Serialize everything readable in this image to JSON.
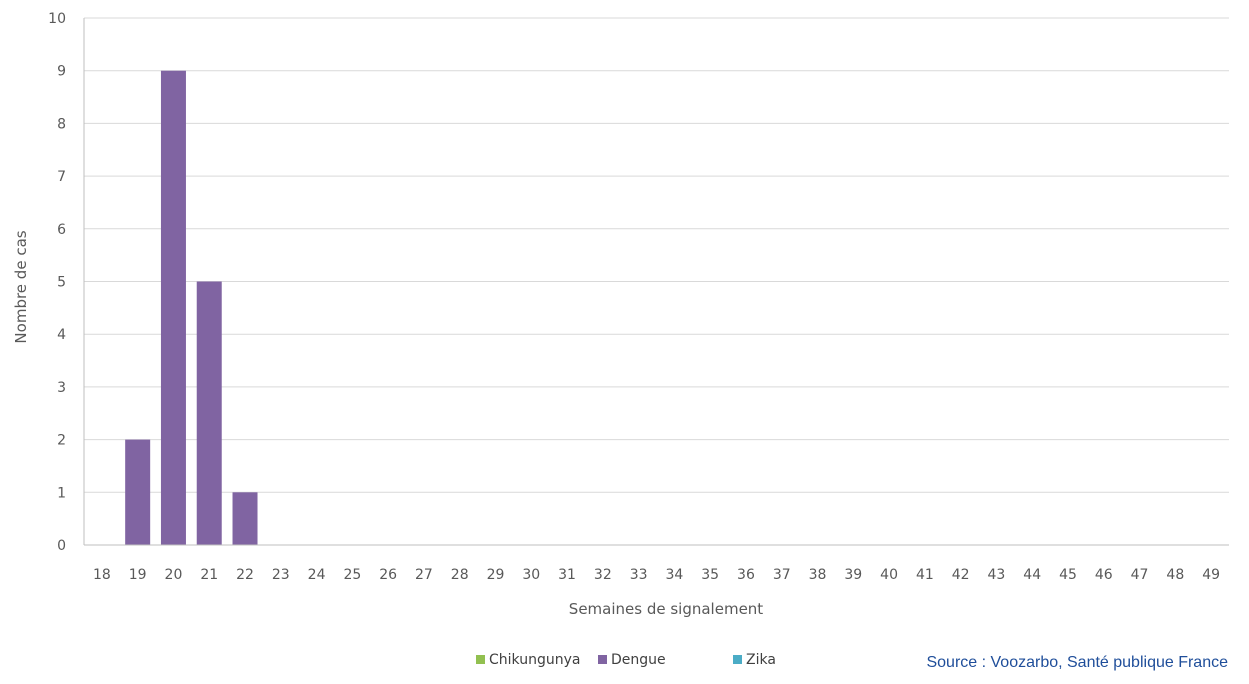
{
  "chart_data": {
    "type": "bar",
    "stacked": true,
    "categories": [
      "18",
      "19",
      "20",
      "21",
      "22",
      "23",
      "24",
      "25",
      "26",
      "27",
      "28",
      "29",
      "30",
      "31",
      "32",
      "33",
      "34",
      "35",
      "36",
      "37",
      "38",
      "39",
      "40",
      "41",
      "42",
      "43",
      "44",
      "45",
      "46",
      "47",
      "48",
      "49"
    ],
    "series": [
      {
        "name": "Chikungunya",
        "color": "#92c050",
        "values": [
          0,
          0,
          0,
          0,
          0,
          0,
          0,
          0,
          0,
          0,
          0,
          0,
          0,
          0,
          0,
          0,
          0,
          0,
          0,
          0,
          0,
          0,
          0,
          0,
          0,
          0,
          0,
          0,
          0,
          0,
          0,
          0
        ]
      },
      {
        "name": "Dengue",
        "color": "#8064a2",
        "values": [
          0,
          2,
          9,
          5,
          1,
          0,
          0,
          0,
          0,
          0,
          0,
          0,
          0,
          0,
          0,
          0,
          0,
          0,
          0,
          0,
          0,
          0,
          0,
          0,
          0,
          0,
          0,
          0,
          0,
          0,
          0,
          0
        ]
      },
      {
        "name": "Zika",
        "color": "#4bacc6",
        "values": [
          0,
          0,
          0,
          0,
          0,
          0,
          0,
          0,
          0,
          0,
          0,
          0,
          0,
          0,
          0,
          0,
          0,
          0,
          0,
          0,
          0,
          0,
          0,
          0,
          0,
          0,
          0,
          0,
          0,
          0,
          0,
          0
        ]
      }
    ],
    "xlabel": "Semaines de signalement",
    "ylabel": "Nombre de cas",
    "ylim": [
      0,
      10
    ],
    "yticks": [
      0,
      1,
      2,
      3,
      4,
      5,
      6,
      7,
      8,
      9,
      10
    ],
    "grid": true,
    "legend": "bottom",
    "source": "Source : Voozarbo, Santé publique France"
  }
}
┄┄┄┄┄┄┄┄┄┄
Using the records given above, list every line that includes the word "name".

        "name": "Chikungunya",
        "name": "Dengue",
        "name": "Zika",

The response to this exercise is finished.